AIM: In the records below, pick out all lines containing the word "springframework".
************
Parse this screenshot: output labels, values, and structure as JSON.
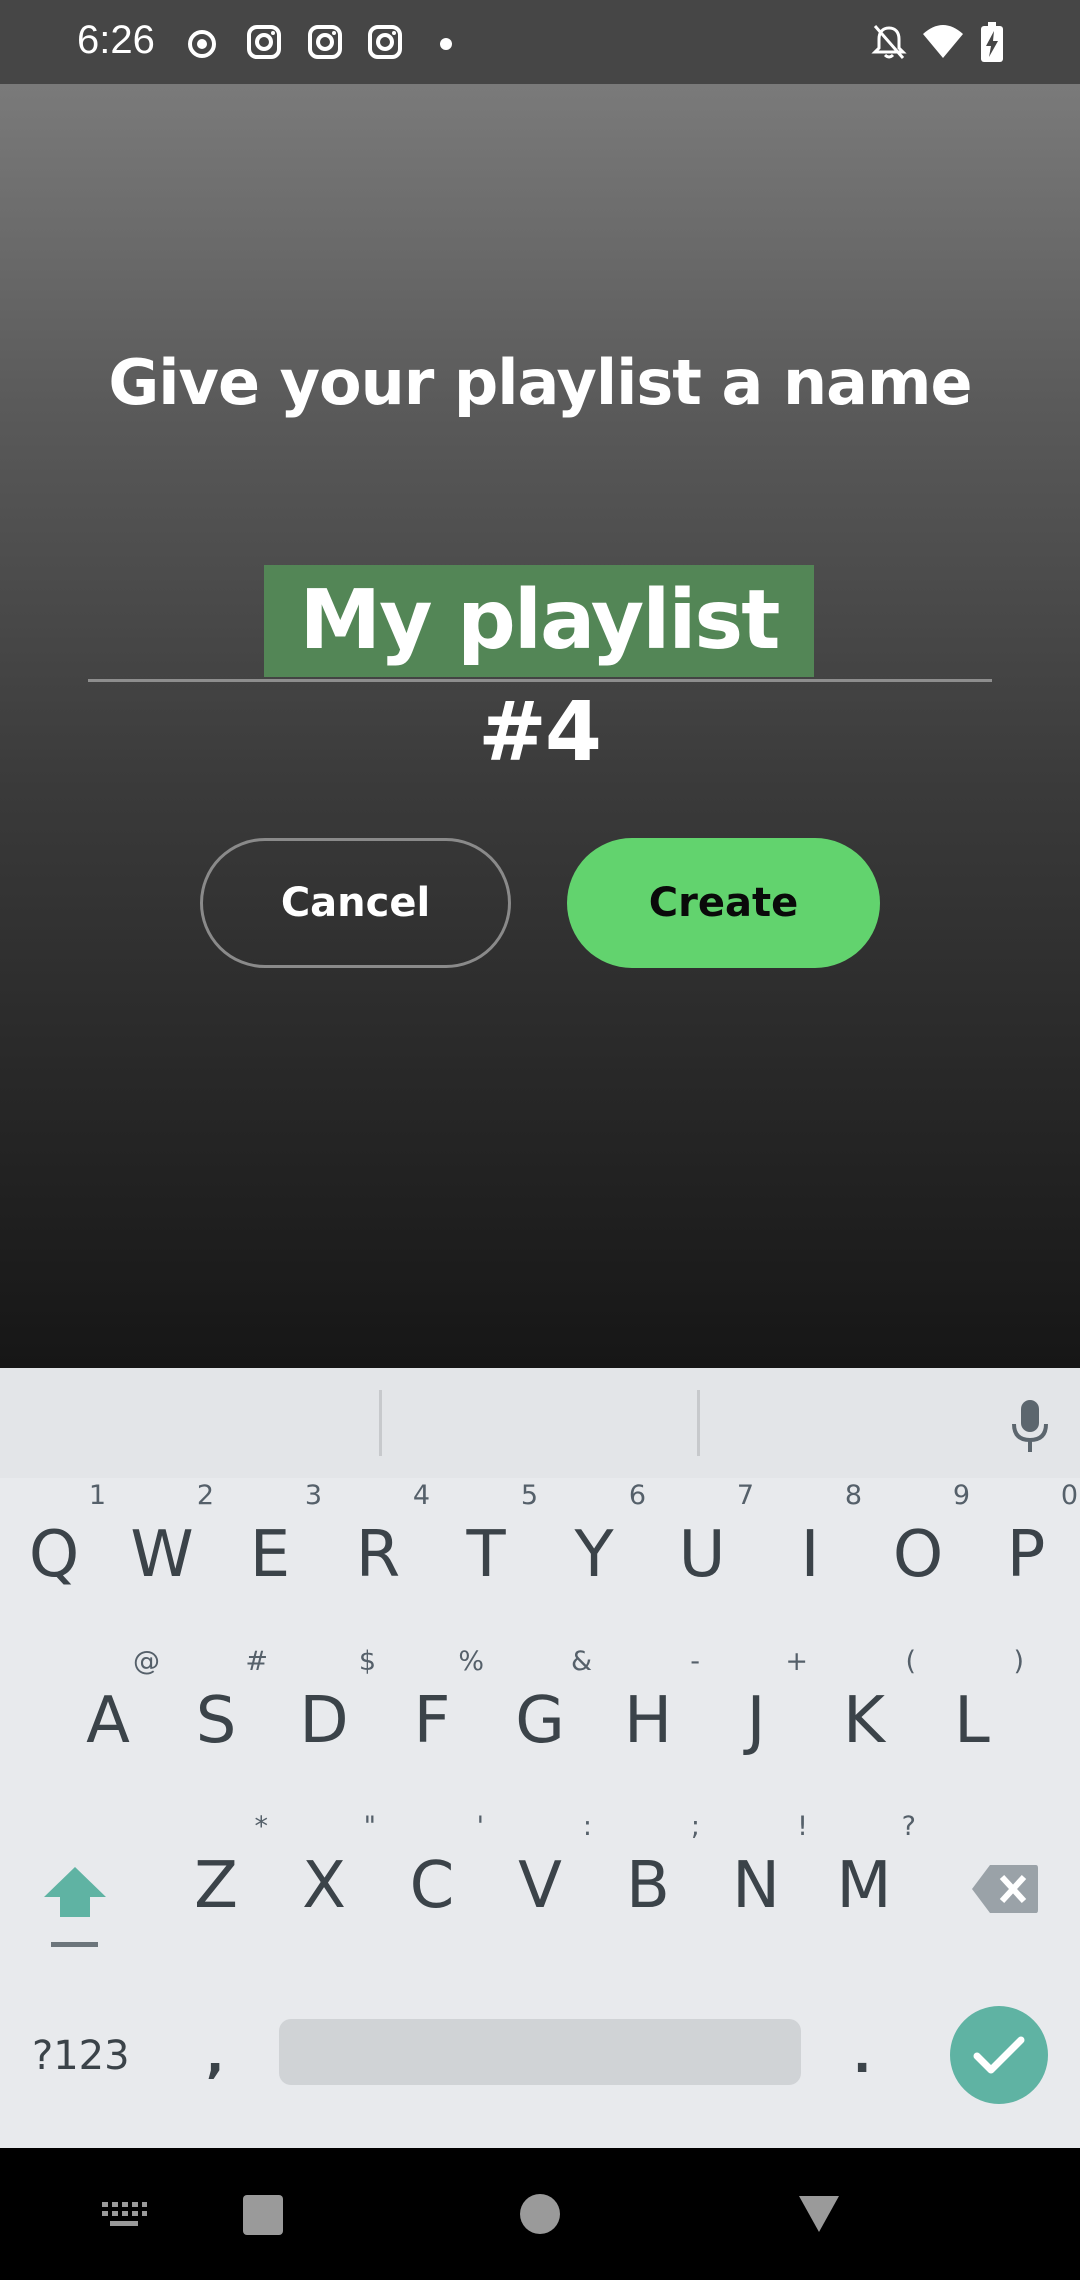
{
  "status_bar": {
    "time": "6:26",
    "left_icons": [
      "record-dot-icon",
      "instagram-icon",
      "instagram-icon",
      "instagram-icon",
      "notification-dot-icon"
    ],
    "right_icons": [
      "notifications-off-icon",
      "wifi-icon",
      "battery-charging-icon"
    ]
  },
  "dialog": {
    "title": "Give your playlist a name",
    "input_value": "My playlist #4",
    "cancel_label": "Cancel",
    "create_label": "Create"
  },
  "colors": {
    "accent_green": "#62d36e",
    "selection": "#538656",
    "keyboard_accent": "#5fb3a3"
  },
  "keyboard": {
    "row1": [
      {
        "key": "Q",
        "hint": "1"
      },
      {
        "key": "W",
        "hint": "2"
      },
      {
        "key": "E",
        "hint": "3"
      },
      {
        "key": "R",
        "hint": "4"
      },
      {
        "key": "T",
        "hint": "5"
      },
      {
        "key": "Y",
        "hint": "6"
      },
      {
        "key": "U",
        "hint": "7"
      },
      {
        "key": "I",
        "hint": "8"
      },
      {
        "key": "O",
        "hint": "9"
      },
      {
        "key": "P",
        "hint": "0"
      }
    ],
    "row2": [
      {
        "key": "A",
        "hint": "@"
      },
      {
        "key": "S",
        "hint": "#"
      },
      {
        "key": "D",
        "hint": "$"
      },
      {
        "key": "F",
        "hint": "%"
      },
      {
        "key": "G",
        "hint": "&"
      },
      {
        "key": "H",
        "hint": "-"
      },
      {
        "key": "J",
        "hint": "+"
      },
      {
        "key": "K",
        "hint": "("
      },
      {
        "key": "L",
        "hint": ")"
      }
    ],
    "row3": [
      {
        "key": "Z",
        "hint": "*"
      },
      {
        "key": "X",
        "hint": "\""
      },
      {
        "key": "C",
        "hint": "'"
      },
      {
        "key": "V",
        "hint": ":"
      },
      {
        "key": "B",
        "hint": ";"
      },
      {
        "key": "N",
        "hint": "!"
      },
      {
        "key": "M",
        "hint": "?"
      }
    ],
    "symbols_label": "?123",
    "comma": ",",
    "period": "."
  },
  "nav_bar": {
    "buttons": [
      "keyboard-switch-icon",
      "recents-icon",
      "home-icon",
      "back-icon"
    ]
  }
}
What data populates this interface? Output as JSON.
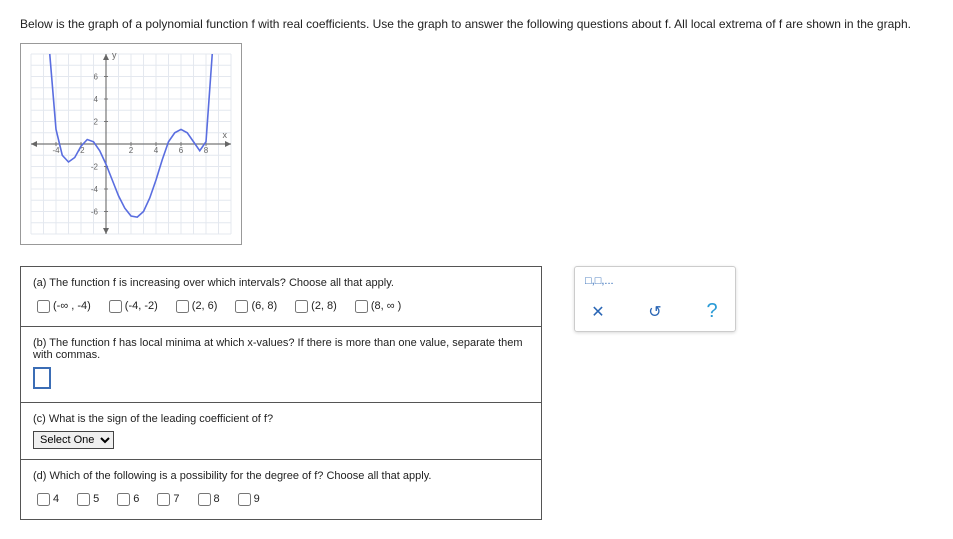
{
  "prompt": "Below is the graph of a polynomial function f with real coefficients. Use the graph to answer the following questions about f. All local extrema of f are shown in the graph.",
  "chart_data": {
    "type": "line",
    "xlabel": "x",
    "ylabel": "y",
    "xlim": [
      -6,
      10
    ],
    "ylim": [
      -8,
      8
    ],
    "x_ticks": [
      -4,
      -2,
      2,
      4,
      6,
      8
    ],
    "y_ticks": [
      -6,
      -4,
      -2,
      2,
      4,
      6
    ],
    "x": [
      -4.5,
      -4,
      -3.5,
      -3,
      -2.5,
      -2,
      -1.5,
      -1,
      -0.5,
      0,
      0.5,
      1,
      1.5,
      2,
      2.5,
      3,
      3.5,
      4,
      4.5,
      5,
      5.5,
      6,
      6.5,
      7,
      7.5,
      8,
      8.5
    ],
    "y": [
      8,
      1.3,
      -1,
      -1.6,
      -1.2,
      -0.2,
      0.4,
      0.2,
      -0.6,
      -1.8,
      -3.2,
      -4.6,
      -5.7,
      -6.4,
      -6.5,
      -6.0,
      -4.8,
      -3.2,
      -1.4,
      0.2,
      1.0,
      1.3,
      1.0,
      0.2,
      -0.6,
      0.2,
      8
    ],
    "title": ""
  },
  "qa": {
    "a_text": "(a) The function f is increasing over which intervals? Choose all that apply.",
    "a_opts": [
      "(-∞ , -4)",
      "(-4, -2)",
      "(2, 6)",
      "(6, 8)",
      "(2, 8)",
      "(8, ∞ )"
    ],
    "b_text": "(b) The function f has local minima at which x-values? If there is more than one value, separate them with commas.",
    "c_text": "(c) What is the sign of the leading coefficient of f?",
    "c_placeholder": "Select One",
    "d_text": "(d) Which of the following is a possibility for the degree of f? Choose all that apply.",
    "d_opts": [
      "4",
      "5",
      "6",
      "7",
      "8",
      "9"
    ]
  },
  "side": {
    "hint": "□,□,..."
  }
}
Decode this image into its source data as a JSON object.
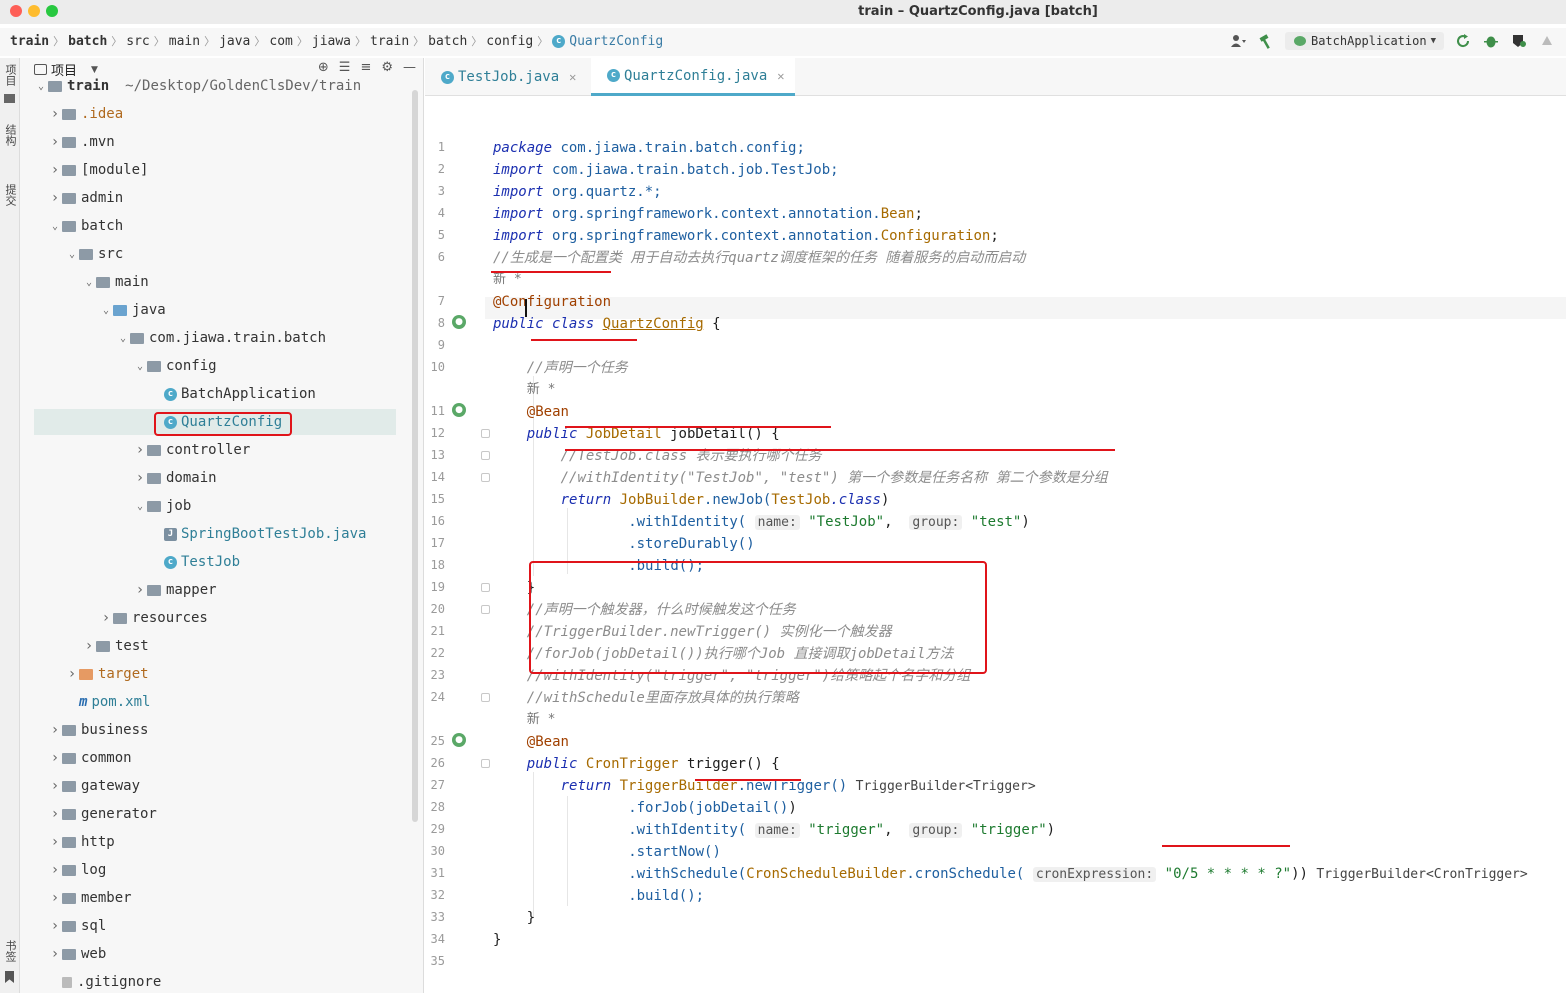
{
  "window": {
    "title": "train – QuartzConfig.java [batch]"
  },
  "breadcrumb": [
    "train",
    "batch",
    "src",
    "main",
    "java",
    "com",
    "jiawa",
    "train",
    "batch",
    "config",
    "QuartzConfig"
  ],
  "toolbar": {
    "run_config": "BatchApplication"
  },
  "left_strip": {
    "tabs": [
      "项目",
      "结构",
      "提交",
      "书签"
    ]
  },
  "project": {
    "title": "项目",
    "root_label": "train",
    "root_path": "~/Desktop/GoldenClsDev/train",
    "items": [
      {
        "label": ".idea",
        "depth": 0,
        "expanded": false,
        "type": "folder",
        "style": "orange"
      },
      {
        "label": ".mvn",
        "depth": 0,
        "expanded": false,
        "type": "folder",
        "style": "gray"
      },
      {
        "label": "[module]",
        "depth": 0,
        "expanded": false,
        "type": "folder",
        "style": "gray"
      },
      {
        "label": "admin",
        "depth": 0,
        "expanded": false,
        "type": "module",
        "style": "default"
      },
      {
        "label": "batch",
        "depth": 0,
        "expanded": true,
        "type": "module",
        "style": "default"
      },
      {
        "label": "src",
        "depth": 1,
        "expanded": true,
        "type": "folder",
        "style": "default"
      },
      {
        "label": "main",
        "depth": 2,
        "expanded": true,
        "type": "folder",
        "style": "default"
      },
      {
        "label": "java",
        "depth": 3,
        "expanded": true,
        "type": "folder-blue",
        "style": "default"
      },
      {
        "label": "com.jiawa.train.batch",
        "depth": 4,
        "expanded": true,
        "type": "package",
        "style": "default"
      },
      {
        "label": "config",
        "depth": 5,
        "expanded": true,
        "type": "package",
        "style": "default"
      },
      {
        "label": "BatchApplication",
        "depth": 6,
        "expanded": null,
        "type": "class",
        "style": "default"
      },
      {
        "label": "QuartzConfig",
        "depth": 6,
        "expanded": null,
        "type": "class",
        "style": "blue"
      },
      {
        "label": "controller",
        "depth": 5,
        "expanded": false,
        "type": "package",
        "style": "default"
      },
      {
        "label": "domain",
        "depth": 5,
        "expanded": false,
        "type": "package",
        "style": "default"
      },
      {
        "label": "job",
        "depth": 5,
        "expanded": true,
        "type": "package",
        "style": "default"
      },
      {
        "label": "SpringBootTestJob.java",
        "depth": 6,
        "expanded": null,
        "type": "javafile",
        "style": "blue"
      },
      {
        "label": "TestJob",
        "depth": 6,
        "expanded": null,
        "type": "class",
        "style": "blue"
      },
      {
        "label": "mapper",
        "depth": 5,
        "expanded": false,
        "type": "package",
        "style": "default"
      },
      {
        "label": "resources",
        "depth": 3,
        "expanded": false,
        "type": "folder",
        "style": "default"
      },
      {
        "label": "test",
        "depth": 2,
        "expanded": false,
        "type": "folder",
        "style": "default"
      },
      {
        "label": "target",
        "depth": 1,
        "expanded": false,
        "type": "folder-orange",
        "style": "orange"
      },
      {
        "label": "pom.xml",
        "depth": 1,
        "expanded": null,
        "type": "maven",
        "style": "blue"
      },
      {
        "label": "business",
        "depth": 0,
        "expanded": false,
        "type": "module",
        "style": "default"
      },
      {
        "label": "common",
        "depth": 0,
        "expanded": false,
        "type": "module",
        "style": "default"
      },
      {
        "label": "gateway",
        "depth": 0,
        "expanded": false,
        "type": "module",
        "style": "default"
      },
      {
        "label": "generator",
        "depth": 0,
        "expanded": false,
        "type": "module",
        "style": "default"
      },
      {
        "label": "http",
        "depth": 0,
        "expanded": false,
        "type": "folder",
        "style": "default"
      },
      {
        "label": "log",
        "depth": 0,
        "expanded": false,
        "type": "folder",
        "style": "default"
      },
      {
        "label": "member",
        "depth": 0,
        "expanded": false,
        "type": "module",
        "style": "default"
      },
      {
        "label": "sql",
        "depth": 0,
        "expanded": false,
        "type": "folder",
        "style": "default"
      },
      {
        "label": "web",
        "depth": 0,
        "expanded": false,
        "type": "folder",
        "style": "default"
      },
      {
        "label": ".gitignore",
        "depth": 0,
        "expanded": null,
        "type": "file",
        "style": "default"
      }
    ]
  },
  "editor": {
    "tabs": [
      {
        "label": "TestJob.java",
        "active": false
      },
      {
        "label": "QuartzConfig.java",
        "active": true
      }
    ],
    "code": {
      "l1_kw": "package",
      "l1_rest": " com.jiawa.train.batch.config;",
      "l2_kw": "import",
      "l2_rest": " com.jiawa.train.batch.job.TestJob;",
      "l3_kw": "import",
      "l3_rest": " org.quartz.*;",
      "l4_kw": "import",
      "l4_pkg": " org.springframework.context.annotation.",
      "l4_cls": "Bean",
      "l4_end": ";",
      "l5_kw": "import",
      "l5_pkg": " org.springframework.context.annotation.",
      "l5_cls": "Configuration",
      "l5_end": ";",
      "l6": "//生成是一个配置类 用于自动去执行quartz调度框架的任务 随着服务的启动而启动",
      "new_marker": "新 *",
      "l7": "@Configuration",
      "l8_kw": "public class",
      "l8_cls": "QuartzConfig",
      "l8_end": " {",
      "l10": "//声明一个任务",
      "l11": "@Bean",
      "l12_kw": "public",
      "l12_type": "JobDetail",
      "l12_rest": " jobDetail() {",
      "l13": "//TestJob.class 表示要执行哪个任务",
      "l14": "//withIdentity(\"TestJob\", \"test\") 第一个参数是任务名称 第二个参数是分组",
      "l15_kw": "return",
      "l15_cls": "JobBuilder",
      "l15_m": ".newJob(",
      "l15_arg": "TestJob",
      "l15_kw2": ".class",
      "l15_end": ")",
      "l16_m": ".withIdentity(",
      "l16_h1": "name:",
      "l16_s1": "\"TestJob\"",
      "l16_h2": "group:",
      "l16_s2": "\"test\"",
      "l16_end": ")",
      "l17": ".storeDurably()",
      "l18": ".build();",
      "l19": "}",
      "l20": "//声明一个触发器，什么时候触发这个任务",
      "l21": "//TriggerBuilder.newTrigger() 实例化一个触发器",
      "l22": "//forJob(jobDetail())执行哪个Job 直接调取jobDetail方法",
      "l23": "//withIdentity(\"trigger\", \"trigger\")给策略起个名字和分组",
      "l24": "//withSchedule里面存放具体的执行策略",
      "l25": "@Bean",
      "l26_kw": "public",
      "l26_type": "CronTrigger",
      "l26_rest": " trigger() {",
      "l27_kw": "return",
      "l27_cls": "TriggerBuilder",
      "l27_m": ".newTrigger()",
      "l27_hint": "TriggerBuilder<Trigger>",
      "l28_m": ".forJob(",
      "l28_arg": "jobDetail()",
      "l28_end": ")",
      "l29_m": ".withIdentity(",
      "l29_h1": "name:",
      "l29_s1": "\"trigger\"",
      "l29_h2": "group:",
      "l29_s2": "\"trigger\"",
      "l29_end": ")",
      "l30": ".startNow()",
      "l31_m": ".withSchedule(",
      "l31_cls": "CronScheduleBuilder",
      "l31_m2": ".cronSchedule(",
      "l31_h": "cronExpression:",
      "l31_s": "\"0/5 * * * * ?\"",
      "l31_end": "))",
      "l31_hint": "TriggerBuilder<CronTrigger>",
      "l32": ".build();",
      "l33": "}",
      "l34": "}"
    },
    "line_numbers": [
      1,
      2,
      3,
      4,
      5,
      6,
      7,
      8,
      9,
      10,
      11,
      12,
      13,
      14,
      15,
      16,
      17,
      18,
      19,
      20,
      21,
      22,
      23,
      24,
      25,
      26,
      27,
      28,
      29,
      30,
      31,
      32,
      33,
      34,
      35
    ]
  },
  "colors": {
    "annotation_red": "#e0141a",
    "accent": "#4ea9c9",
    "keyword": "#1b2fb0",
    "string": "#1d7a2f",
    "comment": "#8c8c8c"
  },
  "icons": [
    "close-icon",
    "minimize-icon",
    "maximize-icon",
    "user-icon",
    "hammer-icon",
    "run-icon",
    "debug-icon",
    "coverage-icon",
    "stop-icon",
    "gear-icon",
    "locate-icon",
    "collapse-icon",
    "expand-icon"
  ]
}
************
FINISHED ANSWER:
      "l4_pkg": " org.springframework.context.annotation.",
      "l5_pkg": " org.springframework.context.annotation.",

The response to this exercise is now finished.